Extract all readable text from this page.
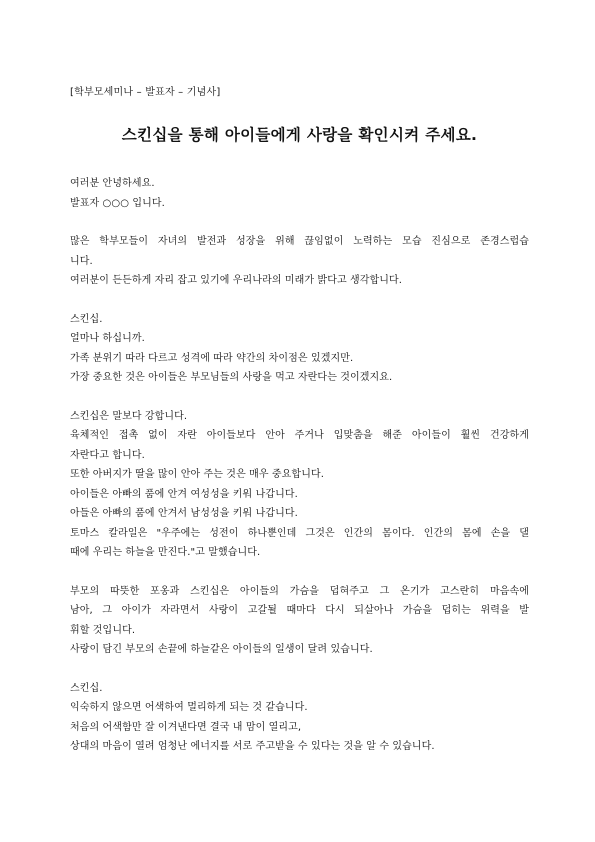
[학부모세미나 – 발표자 – 기념사]
스킨십을 통해 아이들에게 사랑을 확인시켜 주세요.
여러분 안녕하세요.
발표자 ○○○ 입니다.
많은 학부모들이 자녀의 발전과 성장을 위해 끊임없이 노력하는 모습 진심으로 존경스럽습
니다.
여러분이 든든하게 자리 잡고 있기에 우리나라의 미래가 밝다고 생각합니다.
스킨십.
얼마나 하십니까.
가족 분위기 따라 다르고 성격에 따라 약간의 차이점은 있겠지만.
가장 중요한 것은 아이들은 부모님들의 사랑을 먹고 자란다는 것이겠지요.
스킨십은 말보다 강합니다.
육체적인 접촉 없이 자란 아이들보다 안아 주거나 입맞춤을 해준 아이들이 훨씬 건강하게
자란다고 합니다.
또한 아버지가 딸을 많이 안아 주는 것은 매우 중요합니다.
아이들은 아빠의 품에 안겨 여성성을 키워 나갑니다.
아들은 아빠의 품에 안겨서 남성성을 키워 나갑니다.
토마스 칼라일은 "우주에는 성전이 하나뿐인데 그것은 인간의 몸이다. 인간의 몸에 손을 댈
때에 우리는 하늘을 만진다."고 말했습니다.
부모의 따뜻한 포옹과 스킨십은 아이들의 가슴을 덥혀주고 그 온기가 고스란히 마음속에
남아, 그 아이가 자라면서 사랑이 고갈될 때마다 다시 되살아나 가슴을 덥히는 위력을 발
휘할 것입니다.
사랑이 담긴 부모의 손끝에 하늘같은 아이들의 일생이 달려 있습니다.
스킨십.
익숙하지 않으면 어색하여 멀리하게 되는 것 같습니다.
처음의 어색함만 잘 이겨낸다면 결국 내 맘이 열리고,
상대의 마음이 열려 엄청난 에너지를 서로 주고받을 수 있다는 것을 알 수 있습니다.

--

**What to do:**
Output the data exactly. Pictures don't belong in the result.

**Exercise output:**
Extract all readable text from this page.
[학부모세미나 – 발표자 – 기념사]
스킨십을 통해 아이들에게 사랑을 확인시켜 주세요.
여러분 안녕하세요.
발표자 ○○○ 입니다.
많은 학부모들이 자녀의 발전과 성장을 위해 끊임없이 노력하는 모습 진심으로 존경스럽습
니다.
여러분이 든든하게 자리 잡고 있기에 우리나라의 미래가 밝다고 생각합니다.
스킨십.
얼마나 하십니까.
가족 분위기 따라 다르고 성격에 따라 약간의 차이점은 있겠지만.
가장 중요한 것은 아이들은 부모님들의 사랑을 먹고 자란다는 것이겠지요.
스킨십은 말보다 강합니다.
육체적인 접촉 없이 자란 아이들보다 안아 주거나 입맞춤을 해준 아이들이 훨씬 건강하게
자란다고 합니다.
또한 아버지가 딸을 많이 안아 주는 것은 매우 중요합니다.
아이들은 아빠의 품에 안겨 여성성을 키워 나갑니다.
아들은 아빠의 품에 안겨서 남성성을 키워 나갑니다.
토마스 칼라일은 "우주에는 성전이 하나뿐인데 그것은 인간의 몸이다. 인간의 몸에 손을 댈
때에 우리는 하늘을 만진다."고 말했습니다.
부모의 따뜻한 포옹과 스킨십은 아이들의 가슴을 덥혀주고 그 온기가 고스란히 마음속에
남아, 그 아이가 자라면서 사랑이 고갈될 때마다 다시 되살아나 가슴을 덥히는 위력을 발
휘할 것입니다.
사랑이 담긴 부모의 손끝에 하늘같은 아이들의 일생이 달려 있습니다.
스킨십.
익숙하지 않으면 어색하여 멀리하게 되는 것 같습니다.
처음의 어색함만 잘 이겨낸다면 결국 내 맘이 열리고,
상대의 마음이 열려 엄청난 에너지를 서로 주고받을 수 있다는 것을 알 수 있습니다.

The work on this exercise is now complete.